*** Materials provided ***

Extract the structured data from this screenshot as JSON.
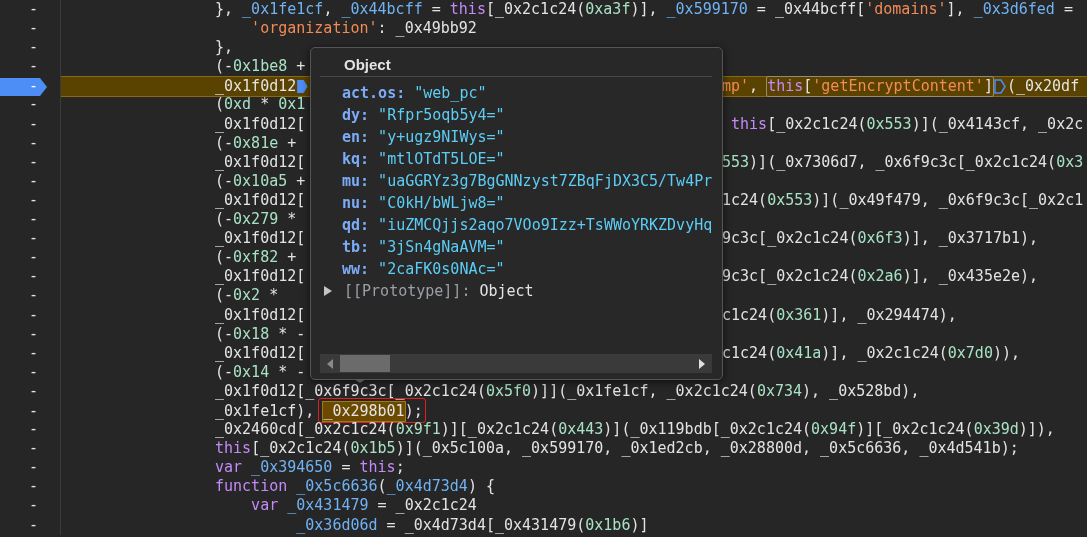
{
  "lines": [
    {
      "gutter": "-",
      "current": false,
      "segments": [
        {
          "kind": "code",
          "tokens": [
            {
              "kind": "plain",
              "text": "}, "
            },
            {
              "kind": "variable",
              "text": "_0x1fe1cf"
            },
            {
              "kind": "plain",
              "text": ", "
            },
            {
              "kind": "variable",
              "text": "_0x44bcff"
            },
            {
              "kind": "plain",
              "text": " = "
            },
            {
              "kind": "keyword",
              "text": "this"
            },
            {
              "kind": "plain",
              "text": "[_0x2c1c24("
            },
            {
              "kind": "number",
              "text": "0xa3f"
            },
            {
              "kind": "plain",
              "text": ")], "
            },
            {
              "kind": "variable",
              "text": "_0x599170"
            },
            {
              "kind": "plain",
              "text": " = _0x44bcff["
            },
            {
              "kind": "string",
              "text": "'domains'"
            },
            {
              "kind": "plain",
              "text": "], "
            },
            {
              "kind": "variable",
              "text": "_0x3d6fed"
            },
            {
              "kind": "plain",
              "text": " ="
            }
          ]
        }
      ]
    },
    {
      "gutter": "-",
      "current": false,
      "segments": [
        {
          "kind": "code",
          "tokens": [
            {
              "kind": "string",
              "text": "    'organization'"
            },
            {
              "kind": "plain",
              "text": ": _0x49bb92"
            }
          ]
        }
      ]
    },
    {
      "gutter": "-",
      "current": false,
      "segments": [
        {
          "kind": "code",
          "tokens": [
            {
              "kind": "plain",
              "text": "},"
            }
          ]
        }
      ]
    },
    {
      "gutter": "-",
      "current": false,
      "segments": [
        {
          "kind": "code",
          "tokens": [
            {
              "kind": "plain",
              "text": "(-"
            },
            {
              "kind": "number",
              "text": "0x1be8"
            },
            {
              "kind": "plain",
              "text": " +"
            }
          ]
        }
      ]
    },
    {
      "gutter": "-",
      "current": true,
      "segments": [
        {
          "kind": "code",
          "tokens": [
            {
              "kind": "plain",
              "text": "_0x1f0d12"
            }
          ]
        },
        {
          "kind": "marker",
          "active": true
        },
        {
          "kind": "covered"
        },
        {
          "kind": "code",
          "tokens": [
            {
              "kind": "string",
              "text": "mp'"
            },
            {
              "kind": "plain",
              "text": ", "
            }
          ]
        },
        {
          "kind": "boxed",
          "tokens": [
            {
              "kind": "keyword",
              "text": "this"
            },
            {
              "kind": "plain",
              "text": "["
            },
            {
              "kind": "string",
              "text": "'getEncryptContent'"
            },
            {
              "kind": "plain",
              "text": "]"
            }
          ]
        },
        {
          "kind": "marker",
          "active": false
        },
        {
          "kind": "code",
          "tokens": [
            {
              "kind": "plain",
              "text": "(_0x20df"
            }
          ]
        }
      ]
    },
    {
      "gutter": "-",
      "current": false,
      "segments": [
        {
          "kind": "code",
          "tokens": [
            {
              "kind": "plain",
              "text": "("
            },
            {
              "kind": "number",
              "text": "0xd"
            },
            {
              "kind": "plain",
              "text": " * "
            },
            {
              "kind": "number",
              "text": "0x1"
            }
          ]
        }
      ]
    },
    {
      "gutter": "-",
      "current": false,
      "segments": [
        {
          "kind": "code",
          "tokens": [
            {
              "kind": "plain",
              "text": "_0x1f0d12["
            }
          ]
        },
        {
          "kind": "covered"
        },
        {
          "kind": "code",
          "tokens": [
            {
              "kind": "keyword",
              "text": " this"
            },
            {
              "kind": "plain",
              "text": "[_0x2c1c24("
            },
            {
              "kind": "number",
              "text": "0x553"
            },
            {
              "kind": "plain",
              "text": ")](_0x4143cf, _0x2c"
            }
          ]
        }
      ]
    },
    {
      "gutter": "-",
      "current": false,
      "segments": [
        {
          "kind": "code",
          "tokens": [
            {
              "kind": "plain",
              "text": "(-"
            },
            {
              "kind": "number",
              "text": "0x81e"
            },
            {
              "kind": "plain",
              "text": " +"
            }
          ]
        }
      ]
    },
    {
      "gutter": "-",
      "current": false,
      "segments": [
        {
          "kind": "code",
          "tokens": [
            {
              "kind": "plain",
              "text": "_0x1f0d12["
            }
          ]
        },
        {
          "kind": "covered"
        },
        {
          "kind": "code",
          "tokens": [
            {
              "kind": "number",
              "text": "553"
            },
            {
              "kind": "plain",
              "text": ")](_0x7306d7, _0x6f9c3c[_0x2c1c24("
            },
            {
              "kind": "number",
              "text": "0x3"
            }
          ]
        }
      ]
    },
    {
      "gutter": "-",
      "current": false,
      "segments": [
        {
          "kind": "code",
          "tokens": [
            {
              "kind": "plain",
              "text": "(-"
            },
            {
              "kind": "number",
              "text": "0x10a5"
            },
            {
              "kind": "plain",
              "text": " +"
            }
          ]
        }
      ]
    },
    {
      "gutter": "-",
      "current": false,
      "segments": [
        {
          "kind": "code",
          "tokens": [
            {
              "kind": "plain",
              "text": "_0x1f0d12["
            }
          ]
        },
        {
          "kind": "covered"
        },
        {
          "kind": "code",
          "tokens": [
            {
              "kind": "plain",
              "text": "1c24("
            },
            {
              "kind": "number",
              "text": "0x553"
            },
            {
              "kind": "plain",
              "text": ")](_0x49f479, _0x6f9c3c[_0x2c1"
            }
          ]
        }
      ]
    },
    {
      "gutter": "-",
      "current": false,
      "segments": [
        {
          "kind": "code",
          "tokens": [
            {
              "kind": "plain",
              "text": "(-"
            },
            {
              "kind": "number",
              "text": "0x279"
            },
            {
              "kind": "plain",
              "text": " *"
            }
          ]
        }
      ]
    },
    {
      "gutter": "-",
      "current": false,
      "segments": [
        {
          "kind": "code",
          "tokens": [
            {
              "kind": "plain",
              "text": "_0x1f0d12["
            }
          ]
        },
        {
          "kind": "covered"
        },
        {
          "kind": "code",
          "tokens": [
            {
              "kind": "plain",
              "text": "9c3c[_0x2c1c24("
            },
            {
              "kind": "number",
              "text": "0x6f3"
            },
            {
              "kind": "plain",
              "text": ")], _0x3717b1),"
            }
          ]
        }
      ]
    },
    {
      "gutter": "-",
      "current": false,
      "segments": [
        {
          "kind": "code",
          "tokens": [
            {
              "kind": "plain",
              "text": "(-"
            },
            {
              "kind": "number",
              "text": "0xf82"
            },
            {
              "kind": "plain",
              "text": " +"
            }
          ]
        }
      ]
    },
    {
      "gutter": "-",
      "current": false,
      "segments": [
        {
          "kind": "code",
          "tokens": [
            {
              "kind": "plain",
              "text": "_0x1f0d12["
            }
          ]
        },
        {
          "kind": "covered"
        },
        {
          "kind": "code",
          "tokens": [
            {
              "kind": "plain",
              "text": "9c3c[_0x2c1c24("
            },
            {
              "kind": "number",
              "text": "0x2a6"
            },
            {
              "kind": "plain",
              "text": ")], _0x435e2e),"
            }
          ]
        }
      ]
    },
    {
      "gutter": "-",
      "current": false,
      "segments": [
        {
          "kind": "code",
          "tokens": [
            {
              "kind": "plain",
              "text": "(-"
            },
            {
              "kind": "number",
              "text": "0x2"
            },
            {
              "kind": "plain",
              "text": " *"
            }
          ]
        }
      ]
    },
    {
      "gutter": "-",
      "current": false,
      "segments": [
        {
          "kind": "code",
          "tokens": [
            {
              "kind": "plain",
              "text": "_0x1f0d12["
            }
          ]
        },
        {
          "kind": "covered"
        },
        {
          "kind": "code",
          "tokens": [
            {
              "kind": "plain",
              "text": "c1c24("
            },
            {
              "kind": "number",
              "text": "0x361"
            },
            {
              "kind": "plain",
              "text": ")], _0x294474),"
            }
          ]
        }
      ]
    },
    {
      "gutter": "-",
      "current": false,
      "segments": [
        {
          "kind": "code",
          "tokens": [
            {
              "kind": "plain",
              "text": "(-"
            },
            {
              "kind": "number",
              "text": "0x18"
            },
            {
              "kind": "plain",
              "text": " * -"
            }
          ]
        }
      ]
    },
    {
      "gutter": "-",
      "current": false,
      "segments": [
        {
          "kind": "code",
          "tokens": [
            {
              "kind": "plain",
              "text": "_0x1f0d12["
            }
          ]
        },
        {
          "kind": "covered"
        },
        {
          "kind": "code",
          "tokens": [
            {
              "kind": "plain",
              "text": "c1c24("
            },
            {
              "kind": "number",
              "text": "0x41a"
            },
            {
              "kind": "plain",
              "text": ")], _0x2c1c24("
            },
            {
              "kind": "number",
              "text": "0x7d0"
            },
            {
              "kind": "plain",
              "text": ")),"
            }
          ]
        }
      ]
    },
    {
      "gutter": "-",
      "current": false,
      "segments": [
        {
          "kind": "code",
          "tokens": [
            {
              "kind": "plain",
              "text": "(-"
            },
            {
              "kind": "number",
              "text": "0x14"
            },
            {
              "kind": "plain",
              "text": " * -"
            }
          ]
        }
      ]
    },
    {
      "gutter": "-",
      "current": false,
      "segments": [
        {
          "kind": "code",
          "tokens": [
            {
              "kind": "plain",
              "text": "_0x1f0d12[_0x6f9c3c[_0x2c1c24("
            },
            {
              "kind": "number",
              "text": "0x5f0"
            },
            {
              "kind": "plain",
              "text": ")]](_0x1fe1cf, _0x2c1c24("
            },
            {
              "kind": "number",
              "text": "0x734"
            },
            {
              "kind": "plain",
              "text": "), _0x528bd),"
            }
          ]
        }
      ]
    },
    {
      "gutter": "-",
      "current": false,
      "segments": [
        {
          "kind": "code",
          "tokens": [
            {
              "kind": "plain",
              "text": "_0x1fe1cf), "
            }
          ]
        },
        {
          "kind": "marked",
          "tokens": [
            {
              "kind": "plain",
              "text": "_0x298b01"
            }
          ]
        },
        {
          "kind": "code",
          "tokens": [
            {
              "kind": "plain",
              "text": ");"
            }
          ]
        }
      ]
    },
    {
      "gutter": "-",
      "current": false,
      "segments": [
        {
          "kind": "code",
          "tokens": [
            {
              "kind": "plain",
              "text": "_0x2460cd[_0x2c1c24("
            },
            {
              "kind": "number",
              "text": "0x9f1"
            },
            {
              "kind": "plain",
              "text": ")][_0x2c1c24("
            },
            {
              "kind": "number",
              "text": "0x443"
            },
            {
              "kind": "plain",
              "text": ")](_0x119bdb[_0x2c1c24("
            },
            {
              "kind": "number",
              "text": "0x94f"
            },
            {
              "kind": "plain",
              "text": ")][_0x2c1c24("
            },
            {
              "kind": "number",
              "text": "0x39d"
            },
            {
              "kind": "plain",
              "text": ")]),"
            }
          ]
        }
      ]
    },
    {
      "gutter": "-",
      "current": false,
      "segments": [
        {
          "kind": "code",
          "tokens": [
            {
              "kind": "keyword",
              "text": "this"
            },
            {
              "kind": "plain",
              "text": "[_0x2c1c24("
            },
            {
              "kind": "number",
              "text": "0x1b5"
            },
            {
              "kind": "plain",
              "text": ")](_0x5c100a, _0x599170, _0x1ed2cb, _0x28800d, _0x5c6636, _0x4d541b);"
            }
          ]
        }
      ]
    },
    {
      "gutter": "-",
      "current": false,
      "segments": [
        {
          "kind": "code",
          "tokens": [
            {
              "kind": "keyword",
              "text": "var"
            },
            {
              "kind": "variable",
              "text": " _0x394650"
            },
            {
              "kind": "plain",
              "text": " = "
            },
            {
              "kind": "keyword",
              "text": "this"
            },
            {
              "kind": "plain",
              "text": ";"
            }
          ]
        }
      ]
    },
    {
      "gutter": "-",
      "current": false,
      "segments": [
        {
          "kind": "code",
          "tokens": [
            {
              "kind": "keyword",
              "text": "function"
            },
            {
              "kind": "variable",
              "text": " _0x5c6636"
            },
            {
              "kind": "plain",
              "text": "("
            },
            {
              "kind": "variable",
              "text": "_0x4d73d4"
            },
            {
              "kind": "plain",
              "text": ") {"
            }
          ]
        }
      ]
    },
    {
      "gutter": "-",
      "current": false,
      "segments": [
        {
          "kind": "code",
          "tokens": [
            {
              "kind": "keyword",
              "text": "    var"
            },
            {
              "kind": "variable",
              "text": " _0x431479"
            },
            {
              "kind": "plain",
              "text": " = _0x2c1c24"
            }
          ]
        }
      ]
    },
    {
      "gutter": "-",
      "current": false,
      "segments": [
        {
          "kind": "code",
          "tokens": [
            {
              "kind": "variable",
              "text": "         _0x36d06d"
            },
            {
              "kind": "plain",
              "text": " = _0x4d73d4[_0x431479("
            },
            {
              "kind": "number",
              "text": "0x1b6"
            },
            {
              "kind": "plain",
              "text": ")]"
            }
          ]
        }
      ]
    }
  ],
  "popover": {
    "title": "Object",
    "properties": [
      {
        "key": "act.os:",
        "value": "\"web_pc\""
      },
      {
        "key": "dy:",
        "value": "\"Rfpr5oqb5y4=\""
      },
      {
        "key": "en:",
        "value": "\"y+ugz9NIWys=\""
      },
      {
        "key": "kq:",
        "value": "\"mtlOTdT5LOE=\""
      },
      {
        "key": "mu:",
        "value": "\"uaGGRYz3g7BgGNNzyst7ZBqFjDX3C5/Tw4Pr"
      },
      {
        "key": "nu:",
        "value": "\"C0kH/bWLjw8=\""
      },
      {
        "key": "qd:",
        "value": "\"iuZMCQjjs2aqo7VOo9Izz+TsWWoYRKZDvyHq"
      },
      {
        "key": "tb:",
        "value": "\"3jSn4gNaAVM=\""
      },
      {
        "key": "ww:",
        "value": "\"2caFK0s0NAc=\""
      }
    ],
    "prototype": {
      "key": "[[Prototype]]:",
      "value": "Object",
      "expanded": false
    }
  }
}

***

Exercise directions » Select every line in the records above that contains the word "value".

Response »
        "value": "\"web_pc\""
        "value": "\"Rfpr5oqb5y4=\""
        "value": "\"y+ugz9NIWys=\""
        "value": "\"mtlOTdT5LOE=\""
        "value": "\"uaGGRYz3g7BgGNNzyst7ZBqFjDX3C5/Tw4Pr"
        "value": "\"C0kH/bWLjw8=\""
        "value": "\"iuZMCQjjs2aqo7VOo9Izz+TsWWoYRKZDvyHq"
        "value": "\"3jSn4gNaAVM=\""
        "value": "\"2caFK0s0NAc=\""
      "value": "Object",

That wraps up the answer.